**Written problem:** Review the material and extract every line in which the word "своём" occurs.

**Extracted data:**

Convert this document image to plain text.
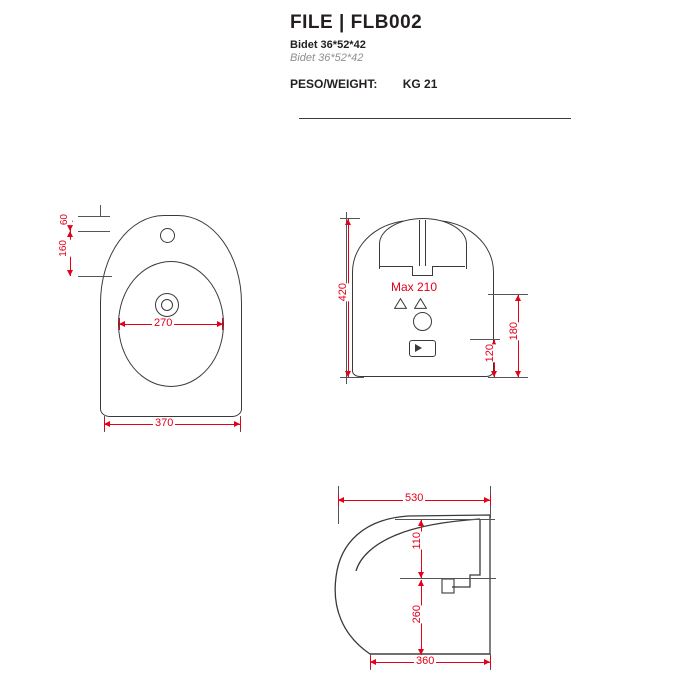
FILE | FLB002
Bidet 36*52*42
Bidet 36*52*42
PESO/WEIGHT: KG 21
60
160
270
370
420	Max 210
180
120
530
110
260
360
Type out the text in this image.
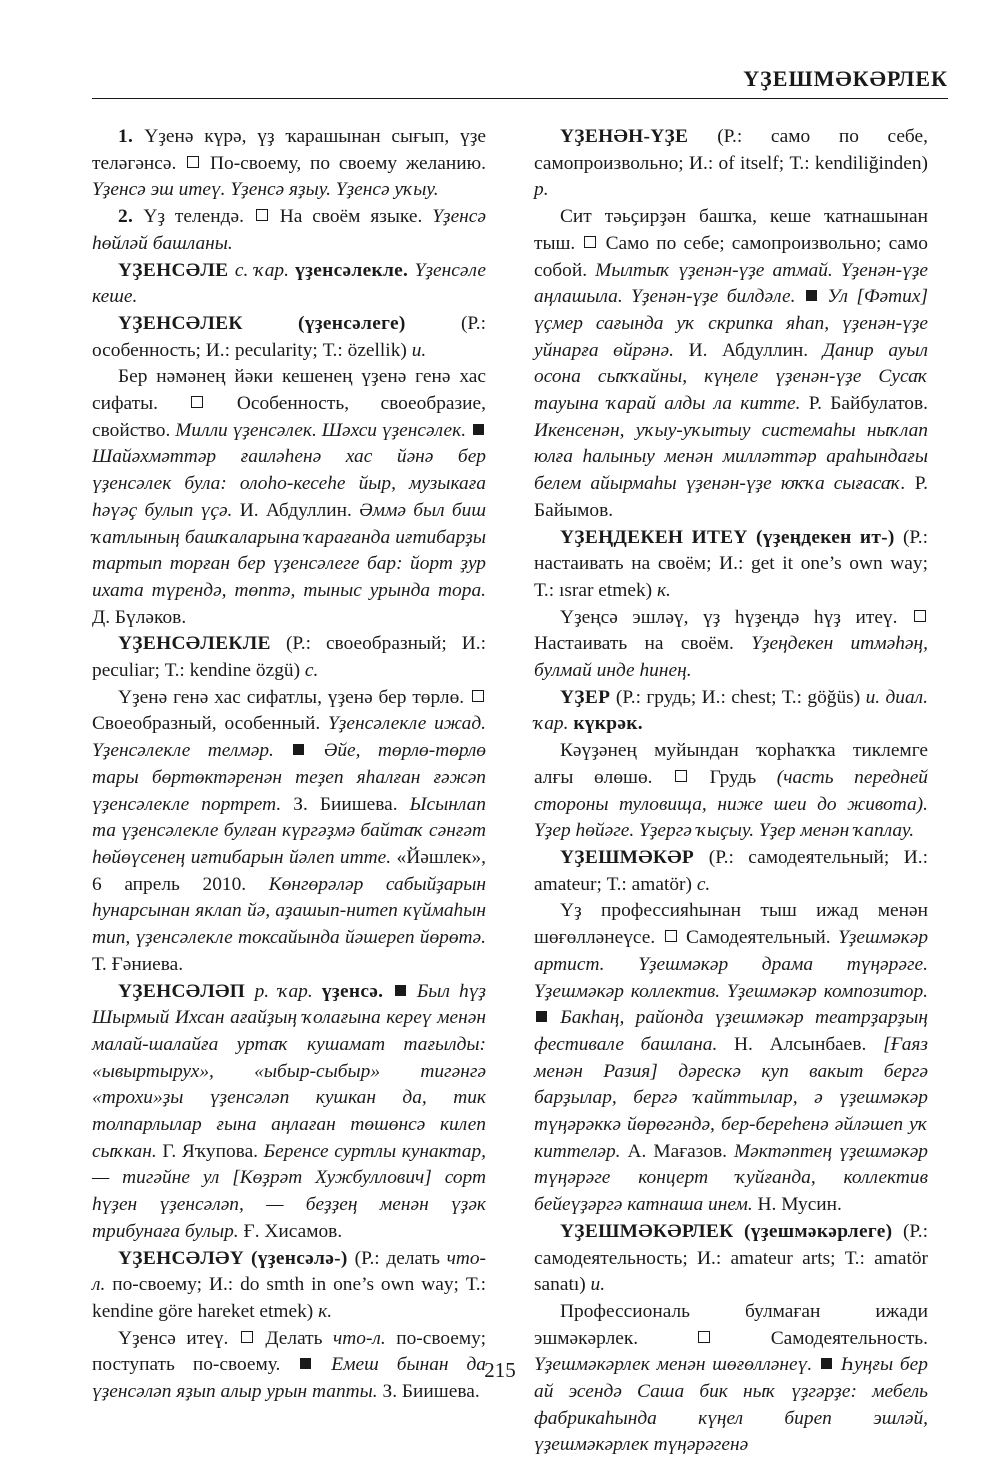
ҮҘЕШМӘКӘРЛЕК

1. Үҙенә күрә, үҙ ҡарашынан сығып, үҙе теләгәнсә.  По-своему, по своему желанию. Үҙенсә эш итеү. Үҙенсә яҙыу. Үҙенсә уҡыу.

2. Үҙ телендә.  На своём языке. Үҙенсә һөйләй башланы.

ҮҘЕНСӘЛЕ с. ҡар. үҙенсәлекле. Үҙенсәле кеше.

ҮҘЕНСӘЛЕК (үҙенсәлеге) (Р.: особенность; И.: pecularity; Т.: özellik) и.

Бер нәмәнең йәки кешенең үҙенә генә хас сифаты.  Особенность, своеобразие, свойство. Милли үҙенсәлек. Шәхси үҙенсәлек.  Шайәхмәттәр ғаиләһенә хас йәнә бер үҙенсәлек була: олоһо-кесеһе йыр, музыкаға һәүәҫ булып үҫә. И. Абдуллин. Әммә был биш ҡатлының башҡаларына ҡарағанда иғтибарҙы тартып торған бер үҙенсәлеге бар: йорт ҙур ихата түрендә, төптә, тыныс урында тора. Д. Бүләков.

ҮҘЕНСӘЛЕКЛЕ (Р.: своеобразный; И.: peculiar; Т.: kendine özgü) с.

Үҙенә генә хас сифатлы, үҙенә бер төрлө.  Своеобразный, особенный. Үҙенсәлекле ижад. Үҙенсәлекле телмәр.  Әйе, төрлө-төрлө тары бөртөктәренән теҙеп яһалған ғәжәп үҙенсәлекле портрет. З. Биишева. Ысынлап та үҙенсәлекле булған күргәҙмә байтаҡ сәнғәт һөйөүсенең иғтибарын йәлеп итте. «Йәшлек», 6 апрель 2010. Көнгөрәләр сабыйҙарын һунарсынан яклап йә, аҙашып-нитеп күймаһын тип, үҙенсәлекле токсайында йәшереп йөрөтә. Т. Ғәниева.

ҮҘЕНСӘЛӘП р. ҡар. үҙенсә.  Был һүҙ Шырмый Ихсан ағайҙың ҡолағына кереү менән малай-шалайға уртаҡ кушамат тағылды: «ывыртырух», «ыбыр-сыбыр» тигәнгә «трохи»ҙы үҙенсәләп кушкан да, тик толпарлылар ғына аңлаған төшөнсә килеп сыҡкан. Г. Яҡупова. Беренсе суртлы кунактар, — тигәйне ул [Көҙрәт Хужбуллович] сорт һүҙен үҙенсәләп, — беҙҙең менән үҙәк трибунаға булыр. Ғ. Хисамов.

ҮҘЕНСӘЛӘҮ (үҙенсәлә-) (Р.: делать что-л. по-своему; И.: do smth in one’s own way; Т.: kendine göre hareket etmek) к.

Үҙенсә итеү.  Делать что-л. по-своему; поступать по-своему.  Емеш бынан да үҙенсәләп яҙып алыр урын тапты. З. Биишева.

ҮҘЕНӘН-ҮҘЕ (Р.: само по себе, самопроизвольно; И.: of itself; Т.: kendiliğinden) р.

Сит тәьҫирҙән башҡа, кеше ҡатнашынан тыш.  Само по себе; самопроизвольно; само собой. Мылтыҡ үҙенән-үҙе атмай. Үҙенән-үҙе аңлашыла. Үҙенән-үҙе билдәле.  Ул [Фәтих] үҫмер сағында уҡ скрипка яһап, үҙенән-үҙе уйнарға өйрәнә. И. Абдуллин. Данир ауыл осона сыҡҡайны, күңеле үҙенән-үҙе Сусаҡ тауына ҡарай алды ла китте. Р. Байбулатов. Икенсенән, уҡыу-уҡытыу системаһы ныҡлап юлға һалыныу менән милләттәр араһындағы белем айырмаһы үҙенән-үҙе юҡҡа сығасаҡ. Р. Байымов.

ҮҘЕҢДЕКЕН ИТЕҮ (үҙеңдекен ит-) (Р.: настаивать на своём; И.: get it one’s own way; Т.: ısrar etmek) к.

Үҙеңсә эшләү, үҙ һүҙеңдә һүҙ итеү.  Настаивать на своём. Үҙеңдекен итмәһәң, булмай инде һинең.

ҮҘЕР (Р.: грудь; И.: chest; Т.: göğüs) и. диал. ҡар. күкрәк.

Кәүҙәнең муйындан ҡорһаҡҡа тиклемге алғы өлөшө.  Грудь (часть передней стороны туловища, ниже шеи до живота). Үҙер һөйәге. Үҙергә ҡыҫыу. Үҙер менән ҡаплау.

ҮҘЕШМӘКӘР (Р.: самодеятельный; И.: amateur; Т.: amatör) с.

Үҙ профессияһынан тыш ижад менән шөғөлләнеүсе.  Самодеятельный. Үҙешмәкәр артист. Үҙешмәкәр драма түңәрәге. Үҙешмәкәр коллектив. Үҙешмәкәр композитор.  Бакһаң, районда үҙешмәкәр театрҙарҙың фестивале башлана. Н. Алсынбаев. [Ғаяз менән Разия] дәрескә куп вакыт бергә барҙылар, бергә ҡайттылар, ә үҙешмәкәр түңәрәккә йөрөгәндә, бер-береһенә әйләшеп уҡ киттеләр. А. Мағазов. Мәктәптең үҙешмәкәр түңәрәге концерт ҡуйғанда, коллектив бейеүҙәргә катнаша инем. Н. Мусин.

ҮҘЕШМӘКӘРЛЕК (үҙешмәкәрлеге) (Р.: самодеятельность; И.: amateur arts; Т.: amatör sanatı) и.

Профессиональ булмаған ижади эшмәкәрлек.  Самодеятельность. Үҙешмәкәрлек менән шөғөлләнеү.  Һуңғы бер ай эсендә Саша бик ныҡ үҙгәрҙе: мебель фабрикаһында күңел биреп эшләй, үҙешмәкәрлек түңәрәгенә

215
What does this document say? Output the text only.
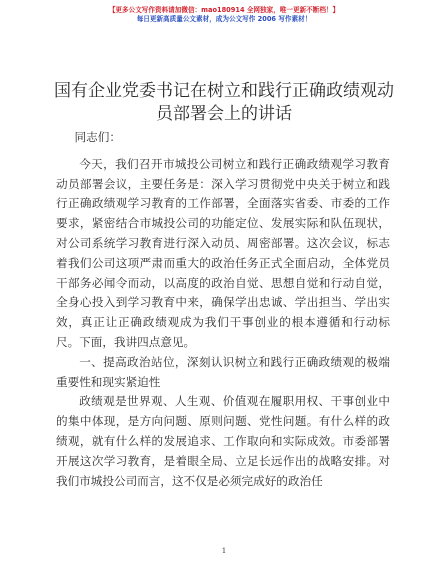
【更多公文写作资料请加微信：mao180914 全网独家，唯一更新不断档！】
每日更新高质量公文素材，成为公文写作 2006 写作素材！
国有企业党委书记在树立和践行正确政绩观动员部署会上的讲话

同志们：

今天，我们召开市城投公司树立和践行正确政绩观学习教育动员部署会议，主要任务是：深入学习贯彻党中央关于树立和践行正确政绩观学习教育的工作部署，全面落实省委、市委的工作要求，紧密结合市城投公司的功能定位、发展实际和队伍现状，对公司系统学习教育进行深入动员、周密部署。这次会议，标志着我们公司这项严肃而重大的政治任务正式全面启动，全体党员干部务必闻令而动，以高度的政治自觉、思想自觉和行动自觉，全身心投入到学习教育中来，确保学出忠诚、学出担当、学出实效，真正让正确政绩观成为我们干事创业的根本遵循和行动标尺。下面，我讲四点意见。

一、提高政治站位，深刻认识树立和践行正确政绩观的极端重要性和现实紧迫性

政绩观是世界观、人生观、价值观在履职用权、干事创业中的集中体现，是方向问题、原则问题、党性问题。有什么样的政绩观，就有什么样的发展追求、工作取向和实际成效。市委部署开展这次学习教育，是着眼全局、立足长远作出的战略安排。对我们市城投公司而言，这不仅是必须完成好的政治任

1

**Solution to this exercise:**
2. Үҙ телендә.  На своём языке. Үҙенсә һөйләй башланы.
ҮҘЕҢДЕКЕН ИТЕҮ (үҙеңдекен ит-) (Р.: настаивать на своём; И.: get it one’s own way; Т.: ısrar etmek) к.
Үҙеңсә эшләү, үҙ һүҙеңдә һүҙ итеү.  Настаивать на своём. Үҙеңдекен итмәһәң, булмай инде һинең.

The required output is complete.